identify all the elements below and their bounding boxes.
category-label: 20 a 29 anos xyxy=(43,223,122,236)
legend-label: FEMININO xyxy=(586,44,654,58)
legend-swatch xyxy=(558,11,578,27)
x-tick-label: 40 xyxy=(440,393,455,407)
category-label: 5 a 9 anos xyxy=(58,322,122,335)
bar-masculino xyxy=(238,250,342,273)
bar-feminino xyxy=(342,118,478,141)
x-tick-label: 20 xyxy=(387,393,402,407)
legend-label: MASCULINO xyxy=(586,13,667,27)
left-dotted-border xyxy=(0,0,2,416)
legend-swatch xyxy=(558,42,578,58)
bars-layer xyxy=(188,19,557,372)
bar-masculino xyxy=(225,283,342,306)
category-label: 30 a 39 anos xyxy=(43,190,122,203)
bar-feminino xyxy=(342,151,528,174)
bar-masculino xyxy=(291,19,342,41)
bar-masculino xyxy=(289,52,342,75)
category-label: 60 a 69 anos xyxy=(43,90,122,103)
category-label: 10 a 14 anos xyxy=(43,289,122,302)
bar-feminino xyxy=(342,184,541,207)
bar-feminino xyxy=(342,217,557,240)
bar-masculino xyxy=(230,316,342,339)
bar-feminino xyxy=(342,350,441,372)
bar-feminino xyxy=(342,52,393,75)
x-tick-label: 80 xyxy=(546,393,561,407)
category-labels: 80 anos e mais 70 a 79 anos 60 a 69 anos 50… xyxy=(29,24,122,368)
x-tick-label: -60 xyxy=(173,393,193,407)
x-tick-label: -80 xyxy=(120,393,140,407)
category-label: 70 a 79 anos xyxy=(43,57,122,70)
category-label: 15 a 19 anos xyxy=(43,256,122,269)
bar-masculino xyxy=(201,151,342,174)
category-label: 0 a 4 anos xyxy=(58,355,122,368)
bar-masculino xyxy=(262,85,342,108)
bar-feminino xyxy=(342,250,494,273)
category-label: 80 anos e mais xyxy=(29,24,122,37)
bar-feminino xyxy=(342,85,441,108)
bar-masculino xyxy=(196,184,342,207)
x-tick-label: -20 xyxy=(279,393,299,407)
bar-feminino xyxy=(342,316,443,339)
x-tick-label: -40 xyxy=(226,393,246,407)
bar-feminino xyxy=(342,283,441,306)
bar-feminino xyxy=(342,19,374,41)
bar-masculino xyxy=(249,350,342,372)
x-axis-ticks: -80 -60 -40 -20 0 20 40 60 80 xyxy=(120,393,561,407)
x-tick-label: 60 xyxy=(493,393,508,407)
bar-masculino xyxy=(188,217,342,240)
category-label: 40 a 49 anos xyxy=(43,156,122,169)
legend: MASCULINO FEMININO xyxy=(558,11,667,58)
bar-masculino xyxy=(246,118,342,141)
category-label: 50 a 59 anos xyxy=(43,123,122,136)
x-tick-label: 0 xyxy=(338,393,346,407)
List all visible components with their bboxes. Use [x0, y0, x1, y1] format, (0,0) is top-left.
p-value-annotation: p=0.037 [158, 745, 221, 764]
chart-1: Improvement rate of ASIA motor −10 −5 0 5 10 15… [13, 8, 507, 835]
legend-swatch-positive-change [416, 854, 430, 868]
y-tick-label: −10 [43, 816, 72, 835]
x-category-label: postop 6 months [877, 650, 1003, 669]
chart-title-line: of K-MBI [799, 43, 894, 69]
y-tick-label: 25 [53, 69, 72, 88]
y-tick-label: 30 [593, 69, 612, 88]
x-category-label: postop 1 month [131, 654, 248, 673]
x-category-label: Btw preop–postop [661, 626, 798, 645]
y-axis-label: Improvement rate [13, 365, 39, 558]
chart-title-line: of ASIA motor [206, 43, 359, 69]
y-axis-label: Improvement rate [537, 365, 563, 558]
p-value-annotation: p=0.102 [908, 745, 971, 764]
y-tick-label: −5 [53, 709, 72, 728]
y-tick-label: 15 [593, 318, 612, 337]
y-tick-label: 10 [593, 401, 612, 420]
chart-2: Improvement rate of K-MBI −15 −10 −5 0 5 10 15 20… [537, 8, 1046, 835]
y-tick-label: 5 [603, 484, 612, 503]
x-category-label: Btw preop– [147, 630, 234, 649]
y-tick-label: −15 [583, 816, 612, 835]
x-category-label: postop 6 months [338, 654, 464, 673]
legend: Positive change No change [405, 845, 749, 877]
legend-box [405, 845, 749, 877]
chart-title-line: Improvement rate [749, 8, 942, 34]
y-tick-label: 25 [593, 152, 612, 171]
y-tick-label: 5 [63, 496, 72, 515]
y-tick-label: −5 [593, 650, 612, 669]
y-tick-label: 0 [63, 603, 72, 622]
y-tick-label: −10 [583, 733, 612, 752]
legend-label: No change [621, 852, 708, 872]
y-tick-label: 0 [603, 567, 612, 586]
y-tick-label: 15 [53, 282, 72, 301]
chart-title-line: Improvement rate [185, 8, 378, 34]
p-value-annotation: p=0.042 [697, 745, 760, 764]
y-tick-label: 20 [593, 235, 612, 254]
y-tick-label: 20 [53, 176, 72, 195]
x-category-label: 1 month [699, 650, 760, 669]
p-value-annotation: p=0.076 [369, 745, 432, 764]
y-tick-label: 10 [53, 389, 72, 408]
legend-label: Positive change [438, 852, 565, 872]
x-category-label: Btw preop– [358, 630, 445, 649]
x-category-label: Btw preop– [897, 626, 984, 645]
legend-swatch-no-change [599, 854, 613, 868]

[REQUIRED WORK]
From the records above, pull out every line that contains the string "rate", counting a match only when its capitalization is identical.

[TASK OUTPUT]
chart-1: Improvement rate of ASIA motor −10 −5 0 5 10 15… [13, 8, 507, 835]
y-axis-label: Improvement rate [13, 365, 39, 558]
y-axis-label: Improvement rate [537, 365, 563, 558]
chart-2: Improvement rate of K-MBI −15 −10 −5 0 5 10 15 20… [537, 8, 1046, 835]
chart-title-line: Improvement rate [749, 8, 942, 34]
chart-title-line: Improvement rate [185, 8, 378, 34]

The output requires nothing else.